--- Data supplied ---
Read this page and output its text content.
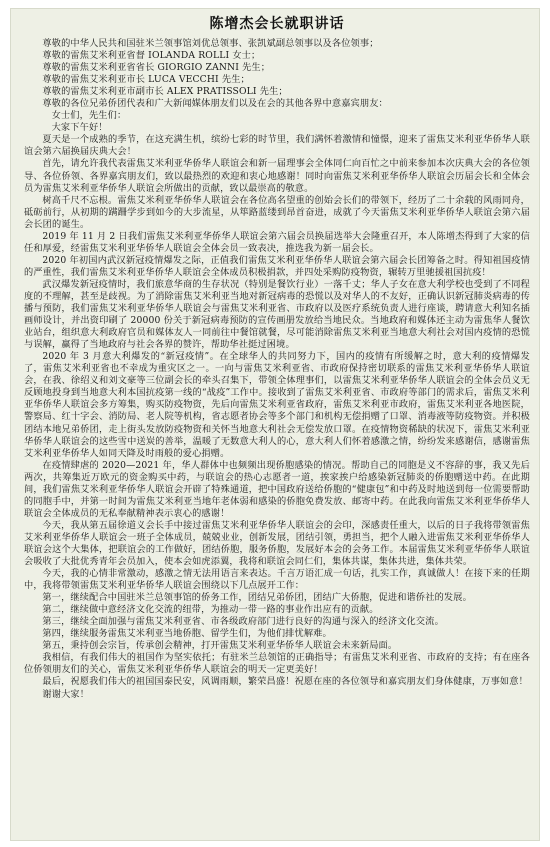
陈增杰会长就职讲话

尊敬的中华人民共和国驻米兰领事馆刘优总领事、张凯斌副总领事以及各位领事；

尊敬的雷焦艾米利亚省督 IOLANDA ROLLI 女士；

尊敬的雷焦艾米利亚省省长 GIORGIO ZANNI 先生；

尊敬的雷焦艾米利亚市长 LUCA VECCHI 先生；

尊敬的雷焦艾米利亚市副市长 ALEX PRATISSOLI 先生；

尊敬的各位兄弟侨团代表和广大新闻媒体朋友们以及在会的其他各界中意嘉宾朋友：

女士们，先生们：

大家下午好！

夏天是一个成熟的季节，在这充满生机，缤纷七彩的时节里，我们满怀着激情和憧憬，迎来了雷焦艾米利亚华侨华人联谊会第六届换届庆典大会！

首先，请允许我代表雷焦艾米利亚华侨华人联谊会和新一届理事会全体同仁向百忙之中前来参加本次庆典大会的各位领导、各位侨领、各界嘉宾朋友们，致以最热烈的欢迎和衷心地感谢！同时向雷焦艾米利亚华侨华人联谊会历届会长和全体会员为雷焦艾米利亚华侨华人联谊会所做出的贡献，致以最崇高的敬意。

树高千尺不忘根。雷焦艾米利亚华侨华人联谊会在各位高名望重的创始会长们的带领下，经历了二十余载的风雨同舟，砥砺前行，从初期的蹒跚学步到如今的大步流星，从筚路蓝缕到昂首奋进，成就了今天雷焦艾米利亚华侨华人联谊会第六届会长团的诞生。

2019 年 11 月 2 日我们雷焦艾米利亚华侨华人联谊会第六届会员换届选举大会隆重召开，本人陈增杰得到了大家的信任和厚爱，经雷焦艾米利亚华侨华人联谊会全体会员一致表决，推选我为新一届会长。

2020 年初国内武汉新冠疫情爆发之际，正值我们雷焦艾米利亚华侨华人联谊会第六届会长团筹备之时。得知祖国疫情的严重性，我们雷焦艾米利亚华侨华人联谊会全体成员积极捐款，并四处采购防疫物资，辗转万里驰援祖国抗疫！

武汉爆发新冠疫情时，我们旅意华商的生存状况（特别是餐饮行业）一落千丈；华人子女在意大利学校也受到了不同程度的不理解，甚至是歧视。为了消除雷焦艾米利亚当地对新冠病毒的恐慌以及对华人的不友好，正确认识新冠肺炎病毒的传播与预防，我们雷焦艾米利亚华侨华人联谊会与雷焦艾米利亚省、市政府以及医疗系统负责人进行座谈，聘请意大利知名插画师设计，并出资印刷了 20000 份关于新冠病毒预防的宣传画册发放给当地民众。当地政府和媒体还主动为雷焦华人餐饮业站台，组织意大利政府官员和媒体友人一同前往中餐馆就餐，尽可能消除雷焦艾米利亚当地意大利社会对国内疫情的恐慌与误解，赢得了当地政府与社会各界的赞许，帮助华社挺过困境。

2020 年 3 月意大利爆发的“新冠疫情”。在全球华人的共同努力下，国内的疫情有所缓解之时，意大利的疫情爆发了，雷焦艾米利亚省也不幸成为重灾区之一。一向与雷焦艾米利亚省、市政府保持密切联系的雷焦艾米利亚华侨华人联谊会，在我、徐绍义和刘文豪等三位副会长的牵头召集下，带领全体理事们，以雷焦艾米利亚华侨华人联谊会的全体会员义无反顾地投身到当地意大利本国抗疫第一线的“战疫”工作中。接收到了雷焦艾米利亚省、市政府等部门的需求后，雷焦艾米利亚华侨华人联谊会多方筹集，购买防疫物资，先后向雷焦艾米利亚省政府，雷焦艾米利亚市政府，雷焦艾米利亚各地医院，警察局、红十字会、消防局、老人院等机构，省志愿者协会等多个部门和机构无偿捐赠了口罩、消毒液等防疫物资。并积极团结本地兄弟侨团，走上街头发放防疫物资和关怀当地意大利社会无偿发放口罩。在疫情物资稀缺的状况下，雷焦艾米利亚华侨华人联谊会的这些雪中送炭的善举，温暖了无数意大利人的心，意大利人们怀着感激之情，纷纷发来感谢信，感谢雷焦艾米利亚华侨华人如同天降及时雨般的爱心捐赠。

在疫情肆虐的 2020—2021 年，华人群体中也频频出现侨胞感染的情况。帮助自己的同胞是义不容辞的事，我又先后两次，共筹集近万欧元的资金购买中药，与联谊会的热心志愿者一道，挨家挨户给感染新冠肺炎的侨胞赠送中药。在此期间，我们雷焦艾米利亚华侨华人联谊会开辟了特殊通道，把中国政府送给侨胞的“健康包”和中药及时地送到每一位需要帮助的同胞手中，并第一时间为雷焦艾米利亚当地年老体弱和感染的侨胞免费发放、邮寄中药。在此我向雷焦艾米利亚华侨华人联谊会全体成员的无私奉献精神表示衷心的感谢！

今天，我从第五届徐道义会长手中接过雷焦艾米利亚华侨华人联谊会的会印，深感责任重大，以后的日子我将带领雷焦艾米利亚华侨华人联谊会一班子全体成员，兢兢业业，创新发展，团结引领，勇担当，把个人融入进雷焦艾米利亚华侨华人联谊会这个大集体，把联谊会的工作做好，团结侨胞，服务侨胞，发展好本会的会务工作。本届雷焦艾米利亚华侨华人联谊会吸收了大批优秀青年会员加入，使本会如虎添翼，我将和联谊会同仁们，集体共谋，集体共进，集体共荣。

今天，我的心情非常激动，感激之情无法用语言来表达。千言万语汇成一句话，扎实工作，真诚做人！在接下来的任期中，我将带领雷焦艾米利亚华侨华人联谊会围绕以下几点展开工作：

第一，继续配合中国驻米兰总领事馆的侨务工作，团结兄弟侨团，团结广大侨胞，促进和谐侨社的发展。

第二，继续做中意经济文化交流的纽带，为推动一带一路的事业作出应有的贡献。

第三，继续全面加强与雷焦艾米利亚省、市各级政府部门进行良好的沟通与深入的经济文化交流。

第四，继续服务雷焦艾米利亚当地侨胞、留学生们，为他们排忧解难。

第五，秉持创会宗旨，传承创会精神，打开雷焦艾米利亚华侨华人联谊会未来新局面。

我相信，有我们伟大的祖国作为坚实依托；有驻米兰总领馆的正确指导；有雷焦艾米利亚省、市政府的支持；有在座各位侨领朋友们的关心，雷焦艾米利亚华侨华人联谊会的明天一定更美好！

最后，祝愿我们伟大的祖国国泰民安，风调雨顺，繁荣昌盛！祝愿在座的各位领导和嘉宾朋友们身体健康，万事如意！

谢谢大家！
---
Pictures in the records above are not copied; print everything else exactly.

Read this page and output its text content.
陈增杰会长就职讲话

尊敬的中华人民共和国驻米兰领事馆刘优总领事、张凯斌副总领事以及各位领事；

尊敬的雷焦艾米利亚省督 IOLANDA ROLLI 女士；

尊敬的雷焦艾米利亚省省长 GIORGIO ZANNI 先生；

尊敬的雷焦艾米利亚市长 LUCA VECCHI 先生；

尊敬的雷焦艾米利亚市副市长 ALEX PRATISSOLI 先生；

尊敬的各位兄弟侨团代表和广大新闻媒体朋友们以及在会的其他各界中意嘉宾朋友：

女士们，先生们：

大家下午好！

夏天是一个成熟的季节，在这充满生机，缤纷七彩的时节里，我们满怀着激情和憧憬，迎来了雷焦艾米利亚华侨华人联谊会第六届换届庆典大会！

首先，请允许我代表雷焦艾米利亚华侨华人联谊会和新一届理事会全体同仁向百忙之中前来参加本次庆典大会的各位领导、各位侨领、各界嘉宾朋友们，致以最热烈的欢迎和衷心地感谢！同时向雷焦艾米利亚华侨华人联谊会历届会长和全体会员为雷焦艾米利亚华侨华人联谊会所做出的贡献，致以最崇高的敬意。

树高千尺不忘根。雷焦艾米利亚华侨华人联谊会在各位高名望重的创始会长们的带领下，经历了二十余载的风雨同舟，砥砺前行，从初期的蹒跚学步到如今的大步流星，从筚路蓝缕到昂首奋进，成就了今天雷焦艾米利亚华侨华人联谊会第六届会长团的诞生。

2019 年 11 月 2 日我们雷焦艾米利亚华侨华人联谊会第六届会员换届选举大会隆重召开，本人陈增杰得到了大家的信任和厚爱，经雷焦艾米利亚华侨华人联谊会全体会员一致表决，推选我为新一届会长。

2020 年初国内武汉新冠疫情爆发之际，正值我们雷焦艾米利亚华侨华人联谊会第六届会长团筹备之时。得知祖国疫情的严重性，我们雷焦艾米利亚华侨华人联谊会全体成员积极捐款，并四处采购防疫物资，辗转万里驰援祖国抗疫！

武汉爆发新冠疫情时，我们旅意华商的生存状况（特别是餐饮行业）一落千丈；华人子女在意大利学校也受到了不同程度的不理解，甚至是歧视。为了消除雷焦艾米利亚当地对新冠病毒的恐慌以及对华人的不友好，正确认识新冠肺炎病毒的传播与预防，我们雷焦艾米利亚华侨华人联谊会与雷焦艾米利亚省、市政府以及医疗系统负责人进行座谈，聘请意大利知名插画师设计，并出资印刷了 20000 份关于新冠病毒预防的宣传画册发放给当地民众。当地政府和媒体还主动为雷焦华人餐饮业站台，组织意大利政府官员和媒体友人一同前往中餐馆就餐，尽可能消除雷焦艾米利亚当地意大利社会对国内疫情的恐慌与误解，赢得了当地政府与社会各界的赞许，帮助华社挺过困境。

2020 年 3 月意大利爆发的“新冠疫情”。在全球华人的共同努力下，国内的疫情有所缓解之时，意大利的疫情爆发了，雷焦艾米利亚省也不幸成为重灾区之一。一向与雷焦艾米利亚省、市政府保持密切联系的雷焦艾米利亚华侨华人联谊会，在我、徐绍义和刘文豪等三位副会长的牵头召集下，带领全体理事们，以雷焦艾米利亚华侨华人联谊会的全体会员义无反顾地投身到当地意大利本国抗疫第一线的“战疫”工作中。接收到了雷焦艾米利亚省、市政府等部门的需求后，雷焦艾米利亚华侨华人联谊会多方筹集，购买防疫物资，先后向雷焦艾米利亚省政府，雷焦艾米利亚市政府，雷焦艾米利亚各地医院，警察局、红十字会、消防局、老人院等机构，省志愿者协会等多个部门和机构无偿捐赠了口罩、消毒液等防疫物资。并积极团结本地兄弟侨团，走上街头发放防疫物资和关怀当地意大利社会无偿发放口罩。在疫情物资稀缺的状况下，雷焦艾米利亚华侨华人联谊会的这些雪中送炭的善举，温暖了无数意大利人的心，意大利人们怀着感激之情，纷纷发来感谢信，感谢雷焦艾米利亚华侨华人如同天降及时雨般的爱心捐赠。

在疫情肆虐的 2020—2021 年，华人群体中也频频出现侨胞感染的情况。帮助自己的同胞是义不容辞的事，我又先后两次，共筹集近万欧元的资金购买中药，与联谊会的热心志愿者一道，挨家挨户给感染新冠肺炎的侨胞赠送中药。在此期间，我们雷焦艾米利亚华侨华人联谊会开辟了特殊通道，把中国政府送给侨胞的“健康包”和中药及时地送到每一位需要帮助的同胞手中，并第一时间为雷焦艾米利亚当地年老体弱和感染的侨胞免费发放、邮寄中药。在此我向雷焦艾米利亚华侨华人联谊会全体成员的无私奉献精神表示衷心的感谢！

今天，我从第五届徐道义会长手中接过雷焦艾米利亚华侨华人联谊会的会印，深感责任重大，以后的日子我将带领雷焦艾米利亚华侨华人联谊会一班子全体成员，兢兢业业，创新发展，团结引领，勇担当，把个人融入进雷焦艾米利亚华侨华人联谊会这个大集体，把联谊会的工作做好，团结侨胞，服务侨胞，发展好本会的会务工作。本届雷焦艾米利亚华侨华人联谊会吸收了大批优秀青年会员加入，使本会如虎添翼，我将和联谊会同仁们，集体共谋，集体共进，集体共荣。

今天，我的心情非常激动，感激之情无法用语言来表达。千言万语汇成一句话，扎实工作，真诚做人！在接下来的任期中，我将带领雷焦艾米利亚华侨华人联谊会围绕以下几点展开工作：

第一，继续配合中国驻米兰总领事馆的侨务工作，团结兄弟侨团，团结广大侨胞，促进和谐侨社的发展。

第二，继续做中意经济文化交流的纽带，为推动一带一路的事业作出应有的贡献。

第三，继续全面加强与雷焦艾米利亚省、市各级政府部门进行良好的沟通与深入的经济文化交流。

第四，继续服务雷焦艾米利亚当地侨胞、留学生们，为他们排忧解难。

第五，秉持创会宗旨，传承创会精神，打开雷焦艾米利亚华侨华人联谊会未来新局面。

我相信，有我们伟大的祖国作为坚实依托；有驻米兰总领馆的正确指导；有雷焦艾米利亚省、市政府的支持；有在座各位侨领朋友们的关心，雷焦艾米利亚华侨华人联谊会的明天一定更美好！

最后，祝愿我们伟大的祖国国泰民安，风调雨顺，繁荣昌盛！祝愿在座的各位领导和嘉宾朋友们身体健康，万事如意！

谢谢大家！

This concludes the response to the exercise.